YOUR OBJECTIVE>
Copy each line of the records that holds the string "AIFTA".

DATA LINES>

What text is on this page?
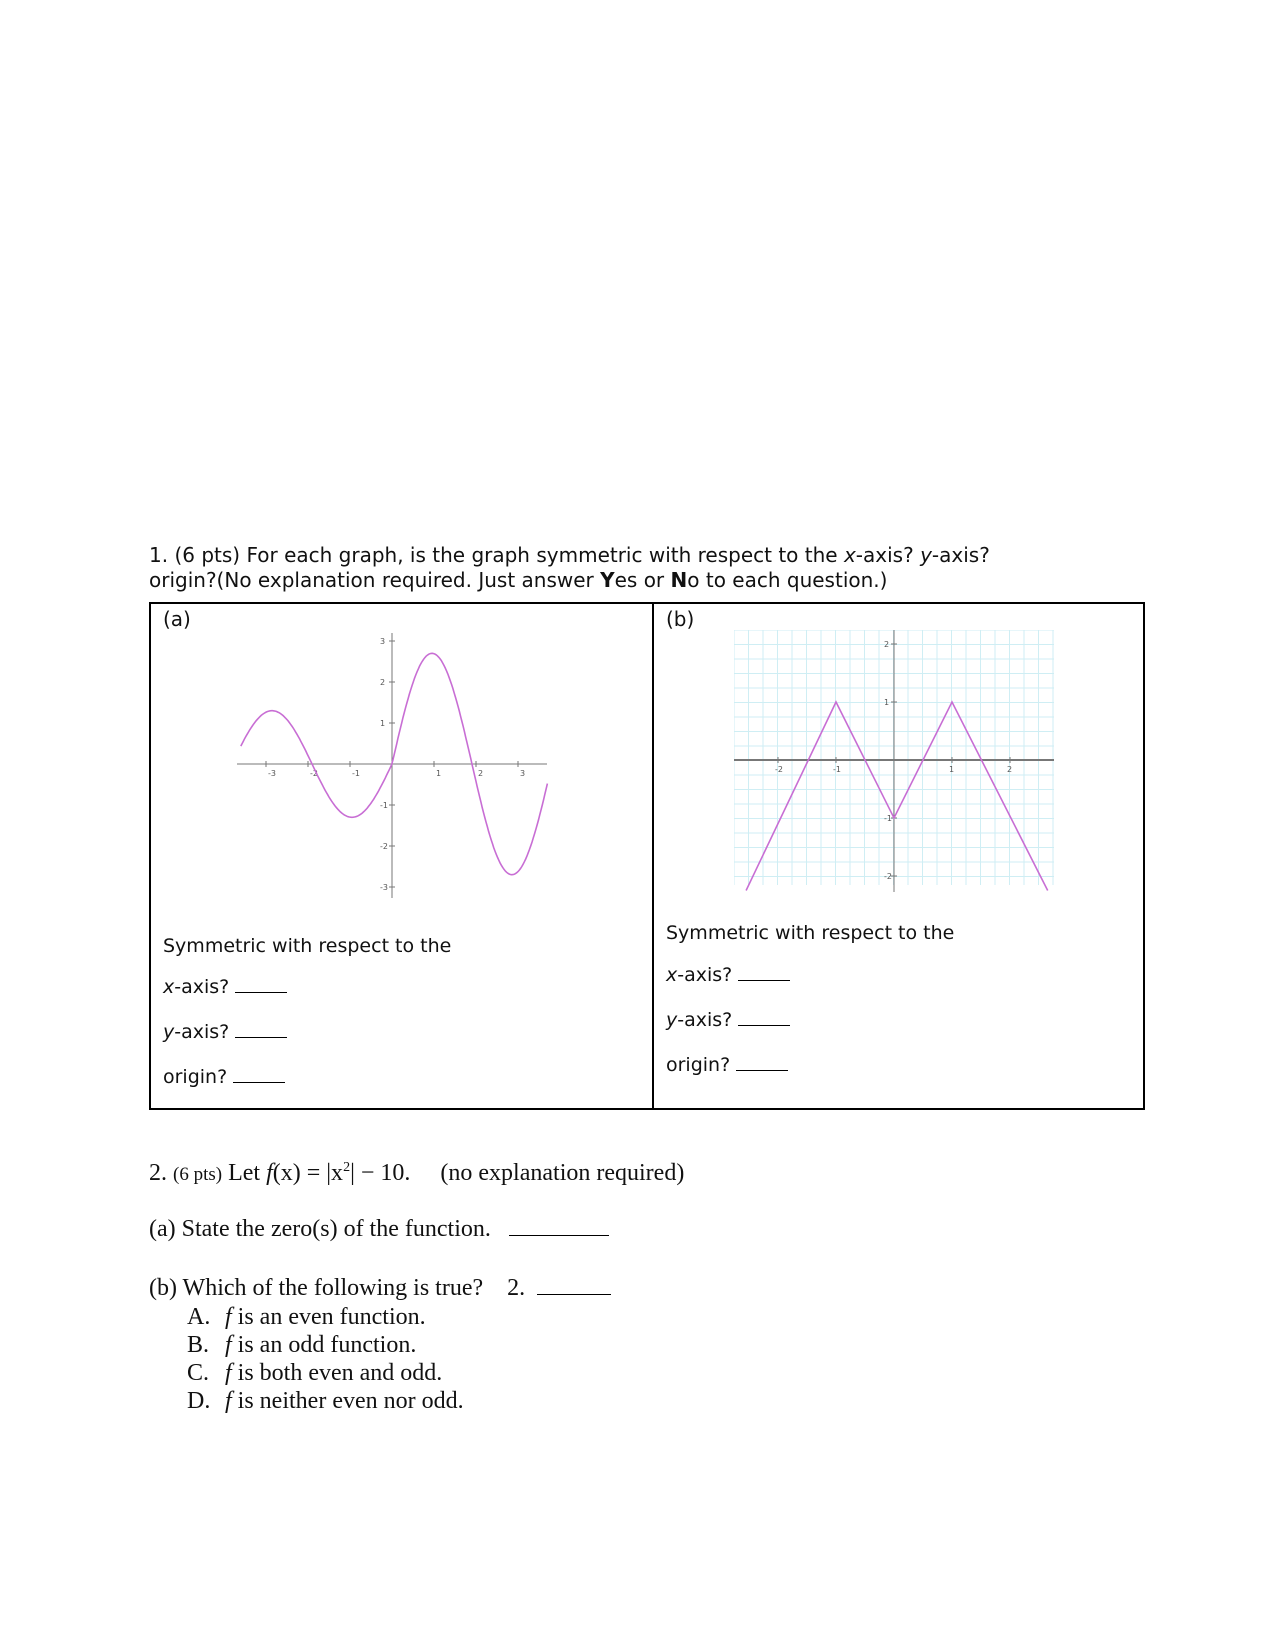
1. (6 pts) For each graph, is the graph symmetric with respect to the x-axis? y-axis?
origin?(No explanation required. Just answer Yes or No to each question.)
(a)
-3	-2	-1	1	2	3
3
2
1
-1
-2
-3
Symmetric with respect to the
x-axis?
y-axis?
origin?
(b)
-2	-1	1	2
2
1
-1
-2
Symmetric with respect to the
x-axis?
y-axis?
origin?
2. (6 pts) Let $f(x) = |x^2| - 10$. (no explanation required)
(a) State the zero(s) of the function.
(b) Which of the following is true? 2.
A. f is an even function.
B. f is an odd function.
C. f is both even and odd.
D. f is neither even nor odd.
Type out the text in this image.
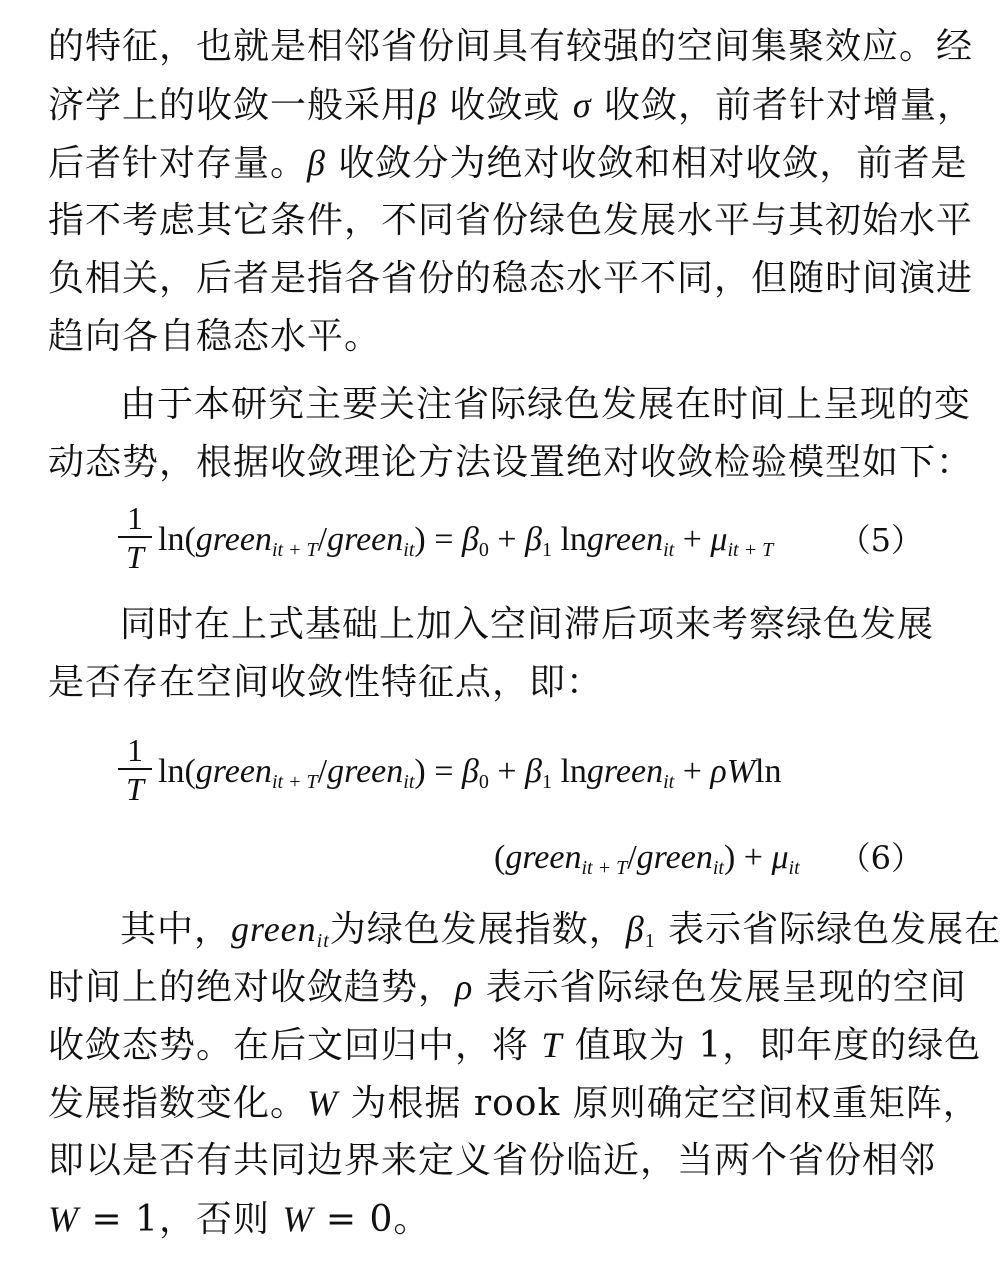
的特征，也就是相邻省份间具有较强的空间集聚效应。经
济学上的收敛一般采用β 收敛或 σ 收敛，前者针对增量，
后者针对存量。β 收敛分为绝对收敛和相对收敛，前者是
指不考虑其它条件，不同省份绿色发展水平与其初始水平
负相关，后者是指各省份的稳态水平不同，但随时间演进
趋向各自稳态水平。
由于本研究主要关注省际绿色发展在时间上呈现的变
动态势，根据收敛理论方法设置绝对收敛检验模型如下：
1
T ln(green$_{it + T}$/green$_{it}$) = $\beta_0 + \beta_1$ lngreen$_{it}$ + $\mu_{it + T}$ （5）
同时在上式基础上加入空间滞后项来考察绿色发展
是否存在空间收敛性特征点，即：
1
T ln(green$_{it + T}$/green$_{it}$) = $\beta_0 + \beta_1$ lngreen$_{it}$ + ρWln
(green$_{it + T}$/green$_{it}$) + $\mu_{it}$ （6）
其中，green$_{it}$为绿色发展指数，$\beta_1$ 表示省际绿色发展在
时间上的绝对收敛趋势，ρ 表示省际绿色发展呈现的空间
收敛态势。在后文回归中，将 T 值取为 1，即年度的绿色
发展指数变化。W 为根据 rook 原则确定空间权重矩阵，
即以是否有共同边界来定义省份临近，当两个省份相邻
W = 1，否则 W = 0。
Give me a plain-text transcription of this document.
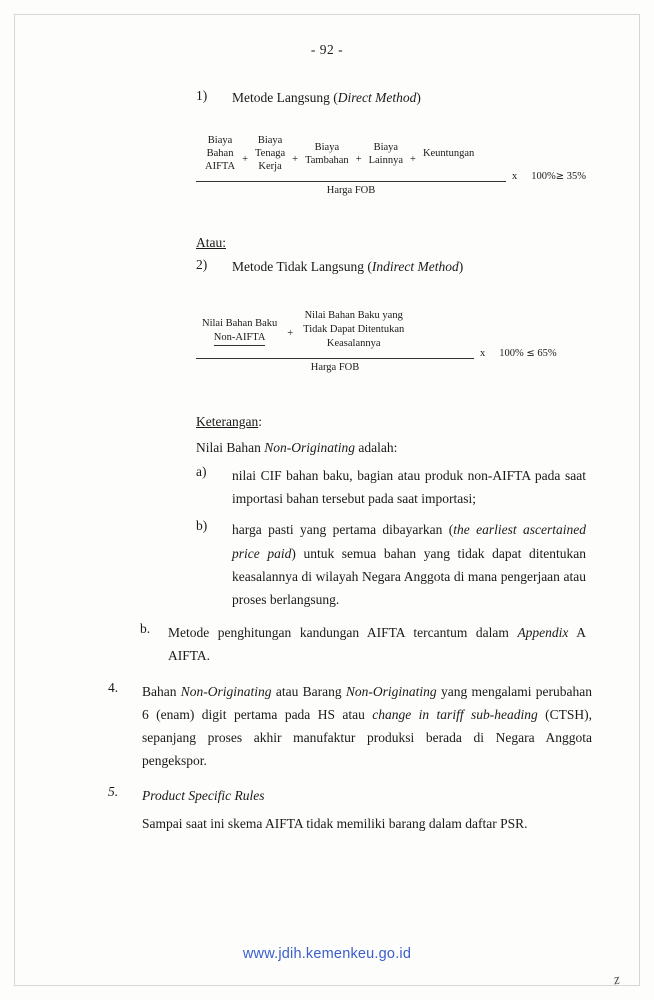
- 92 -
1)	Metode Langsung (Direct Method)
Biaya
Bahan
AIFTA
+
Biaya
Tenaga
Kerja
+
Biaya
Tambahan +
Biaya
Lainnya +
Keuntungan
Harga FOB
x 100%≥ 35%
Atau:
2)	Metode Tidak Langsung (Indirect Method)
Nilai Bahan Baku
Non-AIFTA	+
Nilai Bahan Baku yang
Tidak Dapat Ditentukan
Keasalannya
Harga FOB
x 100% ≤ 65%
Keterangan:
Nilai Bahan Non-Originating adalah:
a)	nilai CIF bahan baku, bagian atau produk non-AIFTA pada saat importasi bahan tersebut pada saat importasi;
b)	harga pasti yang pertama dibayarkan (the earliest ascertained price paid) untuk semua bahan yang tidak dapat ditentukan keasalannya di wilayah Negara Anggota di mana pengerjaan atau proses berlangsung.
b.	Metode penghitungan kandungan AIFTA tercantum dalam Appendix A AIFTA.
4.	Bahan Non-Originating atau Barang Non-Originating yang mengalami perubahan 6 (enam) digit pertama pada HS atau change in tariff sub-heading (CTSH), sepanjang proses akhir manufaktur produksi berada di Negara Anggota pengekspor.
5.	Product Specific Rules
Sampai saat ini skema AIFTA tidak memiliki barang dalam daftar PSR.
www.jdih.kemenkeu.go.id
z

RESPONSE TO THE EXERCISE>
AIFTA
Non-AIFTA	+
a)	nilai CIF bahan baku, bagian atau produk non-AIFTA pada saat importasi bahan tersebut pada saat importasi;
b.	Metode penghitungan kandungan AIFTA tercantum dalam Appendix A AIFTA.
Sampai saat ini skema AIFTA tidak memiliki barang dalam daftar PSR.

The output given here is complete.